• [THE PROBLEM]:
Using the records below, count the lines with "power" in them. Give the number only.

[Stored records]

** Begin **

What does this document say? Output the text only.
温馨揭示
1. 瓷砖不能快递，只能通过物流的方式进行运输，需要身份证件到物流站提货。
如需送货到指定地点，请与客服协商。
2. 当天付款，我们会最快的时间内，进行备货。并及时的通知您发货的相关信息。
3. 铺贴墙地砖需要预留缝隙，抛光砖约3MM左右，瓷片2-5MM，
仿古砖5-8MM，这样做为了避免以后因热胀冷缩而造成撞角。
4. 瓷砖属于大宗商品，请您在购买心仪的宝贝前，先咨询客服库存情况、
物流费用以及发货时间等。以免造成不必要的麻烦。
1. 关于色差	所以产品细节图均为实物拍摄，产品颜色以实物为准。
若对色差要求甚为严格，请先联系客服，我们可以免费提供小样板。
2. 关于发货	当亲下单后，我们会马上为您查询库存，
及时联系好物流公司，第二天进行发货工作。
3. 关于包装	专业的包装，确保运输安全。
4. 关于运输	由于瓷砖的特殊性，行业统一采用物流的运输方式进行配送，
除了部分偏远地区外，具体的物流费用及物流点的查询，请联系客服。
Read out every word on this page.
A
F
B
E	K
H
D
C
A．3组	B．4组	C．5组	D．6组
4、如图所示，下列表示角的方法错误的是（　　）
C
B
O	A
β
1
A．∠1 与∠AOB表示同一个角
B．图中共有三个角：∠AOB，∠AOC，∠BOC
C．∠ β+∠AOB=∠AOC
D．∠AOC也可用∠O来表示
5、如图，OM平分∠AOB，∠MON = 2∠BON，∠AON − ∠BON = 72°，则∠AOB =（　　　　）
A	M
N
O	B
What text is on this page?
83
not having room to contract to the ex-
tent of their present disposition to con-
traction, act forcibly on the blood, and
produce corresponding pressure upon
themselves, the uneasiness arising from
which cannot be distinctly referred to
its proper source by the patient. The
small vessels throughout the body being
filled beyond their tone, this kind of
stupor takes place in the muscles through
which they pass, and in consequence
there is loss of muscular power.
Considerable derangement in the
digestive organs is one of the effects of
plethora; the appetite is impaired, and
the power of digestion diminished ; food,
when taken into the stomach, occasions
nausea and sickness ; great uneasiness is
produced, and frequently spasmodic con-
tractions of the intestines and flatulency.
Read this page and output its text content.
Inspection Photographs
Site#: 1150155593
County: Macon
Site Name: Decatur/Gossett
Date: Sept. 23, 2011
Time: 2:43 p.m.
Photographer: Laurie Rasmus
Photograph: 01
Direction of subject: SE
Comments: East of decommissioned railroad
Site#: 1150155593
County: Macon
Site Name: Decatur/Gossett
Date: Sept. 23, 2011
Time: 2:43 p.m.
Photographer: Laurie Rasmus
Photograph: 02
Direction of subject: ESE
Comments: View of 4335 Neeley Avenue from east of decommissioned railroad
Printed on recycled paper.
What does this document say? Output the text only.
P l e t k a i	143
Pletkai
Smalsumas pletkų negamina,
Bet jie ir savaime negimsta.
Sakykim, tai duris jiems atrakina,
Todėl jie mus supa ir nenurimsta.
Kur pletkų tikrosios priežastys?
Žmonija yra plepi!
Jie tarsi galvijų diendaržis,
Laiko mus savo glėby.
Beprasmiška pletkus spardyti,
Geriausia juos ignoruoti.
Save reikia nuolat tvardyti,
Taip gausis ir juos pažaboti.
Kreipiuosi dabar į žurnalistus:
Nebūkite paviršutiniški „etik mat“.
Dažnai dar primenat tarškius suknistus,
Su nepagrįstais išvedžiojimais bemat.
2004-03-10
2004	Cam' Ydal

** End **

• [CORRECT RESULT]:
2